> _Goal_
Copy out the data exactly, leaving the pictures behind.

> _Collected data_
********************

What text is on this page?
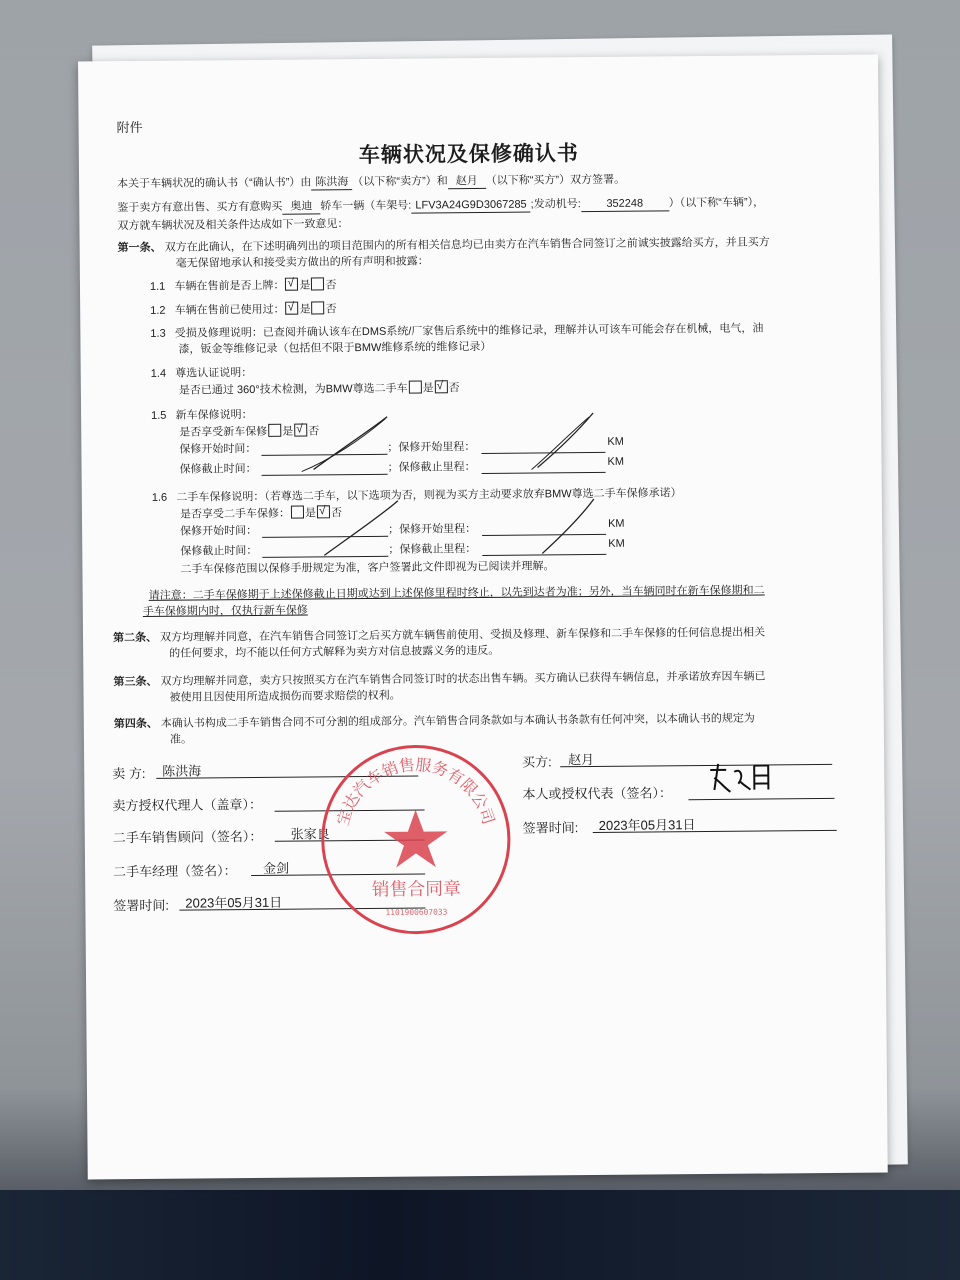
附件
车辆状况及保修确认书
本关于车辆状况的确认书（“确认书”）由 陈洪海 （以下称“卖方”）和 赵月 （以下称“买方”）双方签署。
鉴于卖方有意出售、买方有意购买 奥迪 轿车一辆（车架号: LFV3A24G9D3067285 ;发动机号: 352248 ）（以下称“车辆”），
双方就车辆状况及相关条件达成如下一致意见：
第一条、 双方在此确认，在下述明确列出的项目范围内的所有相关信息均已由卖方在汽车销售合同签订之前诚实披露给买方，并且买方
毫无保留地承认和接受卖方做出的所有声明和披露：
1.1 车辆在售前是否上牌： √ 是 否
1.2 车辆在售前已使用过： √ 是 否
1.3 受损及修理说明：已查阅并确认该车在DMS系统/厂家售后系统中的维修记录，理解并认可该车可能会存在机械，电气，油
漆，钣金等维修记录（包括但不限于BMW维修系统的维修记录）
1.4 尊选认证说明：
是否已通过 360°技术检测，为BMW尊选二手车 是 √ 否
1.5 新车保修说明：
是否享受新车保修 是 √ 否
保修开始时间：	；保修开始里程：	KM
保修截止时间：	；保修截止里程：	KM
1.6 二手车保修说明：（若尊选二手车，以下选项为否，则视为买方主动要求放弃BMW尊选二手车保修承诺）
是否享受二手车保修： 是 √ 否
保修开始时间：	；保修开始里程：	KM
保修截止时间：	；保修截止里程：	KM
二手车保修范围以保修手册规定为准，客户签署此文件即视为已阅读并理解。
请注意：二手车保修期于上述保修截止日期或达到上述保修里程时终止，以先到达者为准；另外，当车辆同时在新车保修期和二
手车保修期内时，仅执行新车保修
第二条、 双方均理解并同意，在汽车销售合同签订之后买方就车辆售前使用、受损及修理、新车保修和二手车保修的任何信息提出相关
的任何要求，均不能以任何方式解释为卖方对信息披露义务的违反。
第三条、 双方均理解并同意，卖方只按照买方在汽车销售合同签订时的状态出售车辆。买方确认已获得车辆信息，并承诺放弃因车辆已
被使用且因使用所造成损伤而要求赔偿的权利。
第四条、 本确认书构成二手车销售合同不可分割的组成部分。汽车销售合同条款如与本确认书条款有任何冲突，以本确认书的规定为
准。
卖 方: 陈洪海
卖方授权代理人（盖章）：
二手车销售顾问（签名）： 张家良
二手车经理（签名）： 金剑
签署时间: 2023年05月31日
买方: 赵月
本人或授权代表（签名）：
签署时间: 2023年05月31日
宝达汽车销售服务有限公司
销售合同章
1101900607033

********************

> _The completed task_
What text is on this page?
附件
车辆状况及保修确认书
本关于车辆状况的确认书（“确认书”）由 陈洪海 （以下称“卖方”）和 赵月 （以下称“买方”）双方签署。
鉴于卖方有意出售、买方有意购买 奥迪 轿车一辆（车架号: LFV3A24G9D3067285 ;发动机号: 352248 ）（以下称“车辆”），
双方就车辆状况及相关条件达成如下一致意见：
第一条、 双方在此确认，在下述明确列出的项目范围内的所有相关信息均已由卖方在汽车销售合同签订之前诚实披露给买方，并且买方
毫无保留地承认和接受卖方做出的所有声明和披露：
1.1 车辆在售前是否上牌： √ 是 否
1.2 车辆在售前已使用过： √ 是 否
1.3 受损及修理说明：已查阅并确认该车在DMS系统/厂家售后系统中的维修记录，理解并认可该车可能会存在机械，电气，油
漆，钣金等维修记录（包括但不限于BMW维修系统的维修记录）
1.4 尊选认证说明：
是否已通过 360°技术检测，为BMW尊选二手车 是 √ 否
1.5 新车保修说明：
是否享受新车保修 是 √ 否
保修开始时间：	；保修开始里程：	KM
保修截止时间：	；保修截止里程：	KM
1.6 二手车保修说明：（若尊选二手车，以下选项为否，则视为买方主动要求放弃BMW尊选二手车保修承诺）
是否享受二手车保修： 是 √ 否
保修开始时间：	；保修开始里程：	KM
保修截止时间：	；保修截止里程：	KM
二手车保修范围以保修手册规定为准，客户签署此文件即视为已阅读并理解。
请注意：二手车保修期于上述保修截止日期或达到上述保修里程时终止，以先到达者为准；另外，当车辆同时在新车保修期和二
手车保修期内时，仅执行新车保修
第二条、 双方均理解并同意，在汽车销售合同签订之后买方就车辆售前使用、受损及修理、新车保修和二手车保修的任何信息提出相关
的任何要求，均不能以任何方式解释为卖方对信息披露义务的违反。
第三条、 双方均理解并同意，卖方只按照买方在汽车销售合同签订时的状态出售车辆。买方确认已获得车辆信息，并承诺放弃因车辆已
被使用且因使用所造成损伤而要求赔偿的权利。
第四条、 本确认书构成二手车销售合同不可分割的组成部分。汽车销售合同条款如与本确认书条款有任何冲突，以本确认书的规定为
准。
卖 方: 陈洪海
卖方授权代理人（盖章）：
二手车销售顾问（签名）： 张家良
二手车经理（签名）： 金剑
签署时间: 2023年05月31日
买方: 赵月
本人或授权代表（签名）：
签署时间: 2023年05月31日
宝达汽车销售服务有限公司
销售合同章
1101900607033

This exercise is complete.